* _TASK TO COMPLETE_: Return the full listing, so that each line matches the original exactly.

□ □ □ □ □ □ □

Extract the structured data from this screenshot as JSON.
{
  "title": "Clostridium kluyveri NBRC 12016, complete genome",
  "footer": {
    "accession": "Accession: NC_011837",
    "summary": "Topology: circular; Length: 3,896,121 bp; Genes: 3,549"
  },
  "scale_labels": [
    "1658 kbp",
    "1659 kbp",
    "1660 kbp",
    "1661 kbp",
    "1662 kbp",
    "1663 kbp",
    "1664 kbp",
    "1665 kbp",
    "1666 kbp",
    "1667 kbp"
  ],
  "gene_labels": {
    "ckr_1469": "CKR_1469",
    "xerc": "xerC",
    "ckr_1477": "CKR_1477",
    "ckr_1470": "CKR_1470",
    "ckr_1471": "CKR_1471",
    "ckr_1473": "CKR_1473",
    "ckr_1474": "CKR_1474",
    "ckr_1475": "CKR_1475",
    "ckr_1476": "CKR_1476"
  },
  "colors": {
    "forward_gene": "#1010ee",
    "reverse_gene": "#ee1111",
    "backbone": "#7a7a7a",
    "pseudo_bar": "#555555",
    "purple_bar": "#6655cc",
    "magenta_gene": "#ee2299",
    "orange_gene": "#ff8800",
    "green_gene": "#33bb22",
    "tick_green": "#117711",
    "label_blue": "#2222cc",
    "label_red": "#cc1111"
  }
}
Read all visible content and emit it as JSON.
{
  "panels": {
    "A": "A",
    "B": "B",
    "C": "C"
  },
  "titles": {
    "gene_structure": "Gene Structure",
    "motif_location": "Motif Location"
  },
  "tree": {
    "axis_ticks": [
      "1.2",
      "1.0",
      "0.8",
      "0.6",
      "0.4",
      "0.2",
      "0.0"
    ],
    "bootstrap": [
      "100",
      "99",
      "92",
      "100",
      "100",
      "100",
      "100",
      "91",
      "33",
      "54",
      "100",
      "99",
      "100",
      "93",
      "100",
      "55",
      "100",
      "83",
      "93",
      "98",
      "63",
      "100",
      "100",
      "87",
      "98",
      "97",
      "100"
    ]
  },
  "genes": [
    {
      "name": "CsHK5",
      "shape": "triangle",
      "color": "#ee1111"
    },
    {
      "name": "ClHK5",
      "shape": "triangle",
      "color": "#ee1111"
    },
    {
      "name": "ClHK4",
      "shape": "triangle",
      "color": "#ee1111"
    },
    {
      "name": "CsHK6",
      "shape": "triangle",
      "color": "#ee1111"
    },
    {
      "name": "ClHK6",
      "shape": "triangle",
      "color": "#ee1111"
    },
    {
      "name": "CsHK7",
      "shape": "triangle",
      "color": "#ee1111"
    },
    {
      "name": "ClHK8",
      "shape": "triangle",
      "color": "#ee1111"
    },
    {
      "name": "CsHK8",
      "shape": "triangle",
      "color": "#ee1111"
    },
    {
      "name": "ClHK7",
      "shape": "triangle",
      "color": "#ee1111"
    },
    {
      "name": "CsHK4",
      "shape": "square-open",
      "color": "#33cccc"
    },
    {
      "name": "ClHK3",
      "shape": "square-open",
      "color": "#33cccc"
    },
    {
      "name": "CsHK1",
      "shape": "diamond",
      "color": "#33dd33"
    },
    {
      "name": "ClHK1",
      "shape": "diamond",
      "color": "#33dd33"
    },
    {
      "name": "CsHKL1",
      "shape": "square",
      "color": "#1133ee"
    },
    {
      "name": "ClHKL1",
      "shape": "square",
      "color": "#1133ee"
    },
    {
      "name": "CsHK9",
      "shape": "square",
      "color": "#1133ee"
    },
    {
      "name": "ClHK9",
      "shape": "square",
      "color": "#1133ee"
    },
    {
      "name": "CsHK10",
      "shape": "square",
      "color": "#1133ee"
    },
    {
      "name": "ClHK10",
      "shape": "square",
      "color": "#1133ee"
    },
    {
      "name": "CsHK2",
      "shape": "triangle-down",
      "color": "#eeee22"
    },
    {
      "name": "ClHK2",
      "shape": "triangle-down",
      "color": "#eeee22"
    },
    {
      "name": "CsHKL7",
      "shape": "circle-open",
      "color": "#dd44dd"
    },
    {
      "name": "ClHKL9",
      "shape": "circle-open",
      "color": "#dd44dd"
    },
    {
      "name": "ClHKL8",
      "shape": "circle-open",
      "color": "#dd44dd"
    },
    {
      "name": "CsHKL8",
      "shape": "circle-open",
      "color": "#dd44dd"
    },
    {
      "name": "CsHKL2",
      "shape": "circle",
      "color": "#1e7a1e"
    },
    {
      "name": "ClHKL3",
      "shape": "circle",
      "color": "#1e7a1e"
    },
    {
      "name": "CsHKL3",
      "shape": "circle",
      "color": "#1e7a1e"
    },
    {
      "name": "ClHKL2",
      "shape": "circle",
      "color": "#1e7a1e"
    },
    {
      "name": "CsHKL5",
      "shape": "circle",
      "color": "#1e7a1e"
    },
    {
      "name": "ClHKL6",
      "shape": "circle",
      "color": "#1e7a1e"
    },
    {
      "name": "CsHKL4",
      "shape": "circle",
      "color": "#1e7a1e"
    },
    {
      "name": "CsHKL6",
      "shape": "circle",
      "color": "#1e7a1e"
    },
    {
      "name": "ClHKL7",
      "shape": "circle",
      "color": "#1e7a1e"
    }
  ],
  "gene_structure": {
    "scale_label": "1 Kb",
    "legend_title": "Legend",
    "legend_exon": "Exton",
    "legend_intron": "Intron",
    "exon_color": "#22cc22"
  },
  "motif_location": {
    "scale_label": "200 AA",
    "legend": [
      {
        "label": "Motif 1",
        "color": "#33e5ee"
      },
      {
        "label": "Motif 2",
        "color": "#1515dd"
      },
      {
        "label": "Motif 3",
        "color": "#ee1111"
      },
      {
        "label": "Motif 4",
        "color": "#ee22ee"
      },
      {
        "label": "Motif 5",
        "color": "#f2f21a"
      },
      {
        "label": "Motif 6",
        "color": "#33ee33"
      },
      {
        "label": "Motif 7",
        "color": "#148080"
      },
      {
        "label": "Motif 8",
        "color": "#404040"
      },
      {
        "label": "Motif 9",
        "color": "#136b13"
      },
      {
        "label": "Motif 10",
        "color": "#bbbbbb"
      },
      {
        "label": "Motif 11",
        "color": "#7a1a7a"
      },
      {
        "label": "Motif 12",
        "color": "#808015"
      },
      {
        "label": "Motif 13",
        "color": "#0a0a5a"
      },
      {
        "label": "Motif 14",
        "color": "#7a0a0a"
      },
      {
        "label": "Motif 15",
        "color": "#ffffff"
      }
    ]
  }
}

□ □ □ □ □ □ □

* _WRITTEN ANSWER_:
Extract the structured data from this screenshot as JSON.
{
  "title": "Clostridium kluyveri NBRC 12016, complete genome",
  "footer": {
    "accession": "Accession: NC_011837",
    "summary": "Topology: circular; Length: 3,896,121 bp; Genes: 3,549"
  },
  "scale_labels": [
    "1658 kbp",
    "1659 kbp",
    "1660 kbp",
    "1661 kbp",
    "1662 kbp",
    "1663 kbp",
    "1664 kbp",
    "1665 kbp",
    "1666 kbp",
    "1667 kbp"
  ],
  "gene_labels": {
    "ckr_1469": "CKR_1469",
    "xerc": "xerC",
    "ckr_1477": "CKR_1477",
    "ckr_1470": "CKR_1470",
    "ckr_1471": "CKR_1471",
    "ckr_1473": "CKR_1473",
    "ckr_1474": "CKR_1474",
    "ckr_1475": "CKR_1475",
    "ckr_1476": "CKR_1476"
  },
  "colors": {
    "forward_gene": "#1010ee",
    "reverse_gene": "#ee1111",
    "backbone": "#7a7a7a",
    "pseudo_bar": "#555555",
    "purple_bar": "#6655cc",
    "magenta_gene": "#ee2299",
    "orange_gene": "#ff8800",
    "green_gene": "#33bb22",
    "tick_green": "#117711",
    "label_blue": "#2222cc",
    "label_red": "#cc1111"
  }
}
Read all visible content and emit it as JSON.
{
  "panels": {
    "A": "A",
    "B": "B",
    "C": "C"
  },
  "titles": {
    "gene_structure": "Gene Structure",
    "motif_location": "Motif Location"
  },
  "tree": {
    "axis_ticks": [
      "1.2",
      "1.0",
      "0.8",
      "0.6",
      "0.4",
      "0.2",
      "0.0"
    ],
    "bootstrap": [
      "100",
      "99",
      "92",
      "100",
      "100",
      "100",
      "100",
      "91",
      "33",
      "54",
      "100",
      "99",
      "100",
      "93",
      "100",
      "55",
      "100",
      "83",
      "93",
      "98",
      "63",
      "100",
      "100",
      "87",
      "98",
      "97",
      "100"
    ]
  },
  "genes": [
    {
      "name": "CsHK5",
      "shape": "triangle",
      "color": "#ee1111"
    },
    {
      "name": "ClHK5",
      "shape": "triangle",
      "color": "#ee1111"
    },
    {
      "name": "ClHK4",
      "shape": "triangle",
      "color": "#ee1111"
    },
    {
      "name": "CsHK6",
      "shape": "triangle",
      "color": "#ee1111"
    },
    {
      "name": "ClHK6",
      "shape": "triangle",
      "color": "#ee1111"
    },
    {
      "name": "CsHK7",
      "shape": "triangle",
      "color": "#ee1111"
    },
    {
      "name": "ClHK8",
      "shape": "triangle",
      "color": "#ee1111"
    },
    {
      "name": "CsHK8",
      "shape": "triangle",
      "color": "#ee1111"
    },
    {
      "name": "ClHK7",
      "shape": "triangle",
      "color": "#ee1111"
    },
    {
      "name": "CsHK4",
      "shape": "square-open",
      "color": "#33cccc"
    },
    {
      "name": "ClHK3",
      "shape": "square-open",
      "color": "#33cccc"
    },
    {
      "name": "CsHK1",
      "shape": "diamond",
      "color": "#33dd33"
    },
    {
      "name": "ClHK1",
      "shape": "diamond",
      "color": "#33dd33"
    },
    {
      "name": "CsHKL1",
      "shape": "square",
      "color": "#1133ee"
    },
    {
      "name": "ClHKL1",
      "shape": "square",
      "color": "#1133ee"
    },
    {
      "name": "CsHK9",
      "shape": "square",
      "color": "#1133ee"
    },
    {
      "name": "ClHK9",
      "shape": "square",
      "color": "#1133ee"
    },
    {
      "name": "CsHK10",
      "shape": "square",
      "color": "#1133ee"
    },
    {
      "name": "ClHK10",
      "shape": "square",
      "color": "#1133ee"
    },
    {
      "name": "CsHK2",
      "shape": "triangle-down",
      "color": "#eeee22"
    },
    {
      "name": "ClHK2",
      "shape": "triangle-down",
      "color": "#eeee22"
    },
    {
      "name": "CsHKL7",
      "shape": "circle-open",
      "color": "#dd44dd"
    },
    {
      "name": "ClHKL9",
      "shape": "circle-open",
      "color": "#dd44dd"
    },
    {
      "name": "ClHKL8",
      "shape": "circle-open",
      "color": "#dd44dd"
    },
    {
      "name": "CsHKL8",
      "shape": "circle-open",
      "color": "#dd44dd"
    },
    {
      "name": "CsHKL2",
      "shape": "circle",
      "color": "#1e7a1e"
    },
    {
      "name": "ClHKL3",
      "shape": "circle",
      "color": "#1e7a1e"
    },
    {
      "name": "CsHKL3",
      "shape": "circle",
      "color": "#1e7a1e"
    },
    {
      "name": "ClHKL2",
      "shape": "circle",
      "color": "#1e7a1e"
    },
    {
      "name": "CsHKL5",
      "shape": "circle",
      "color": "#1e7a1e"
    },
    {
      "name": "ClHKL6",
      "shape": "circle",
      "color": "#1e7a1e"
    },
    {
      "name": "CsHKL4",
      "shape": "circle",
      "color": "#1e7a1e"
    },
    {
      "name": "CsHKL6",
      "shape": "circle",
      "color": "#1e7a1e"
    },
    {
      "name": "ClHKL7",
      "shape": "circle",
      "color": "#1e7a1e"
    }
  ],
  "gene_structure": {
    "scale_label": "1 Kb",
    "legend_title": "Legend",
    "legend_exon": "Exton",
    "legend_intron": "Intron",
    "exon_color": "#22cc22"
  },
  "motif_location": {
    "scale_label": "200 AA",
    "legend": [
      {
        "label": "Motif 1",
        "color": "#33e5ee"
      },
      {
        "label": "Motif 2",
        "color": "#1515dd"
      },
      {
        "label": "Motif 3",
        "color": "#ee1111"
      },
      {
        "label": "Motif 4",
        "color": "#ee22ee"
      },
      {
        "label": "Motif 5",
        "color": "#f2f21a"
      },
      {
        "label": "Motif 6",
        "color": "#33ee33"
      },
      {
        "label": "Motif 7",
        "color": "#148080"
      },
      {
        "label": "Motif 8",
        "color": "#404040"
      },
      {
        "label": "Motif 9",
        "color": "#136b13"
      },
      {
        "label": "Motif 10",
        "color": "#bbbbbb"
      },
      {
        "label": "Motif 11",
        "color": "#7a1a7a"
      },
      {
        "label": "Motif 12",
        "color": "#808015"
      },
      {
        "label": "Motif 13",
        "color": "#0a0a5a"
      },
      {
        "label": "Motif 14",
        "color": "#7a0a0a"
      },
      {
        "label": "Motif 15",
        "color": "#ffffff"
      }
    ]
  }
}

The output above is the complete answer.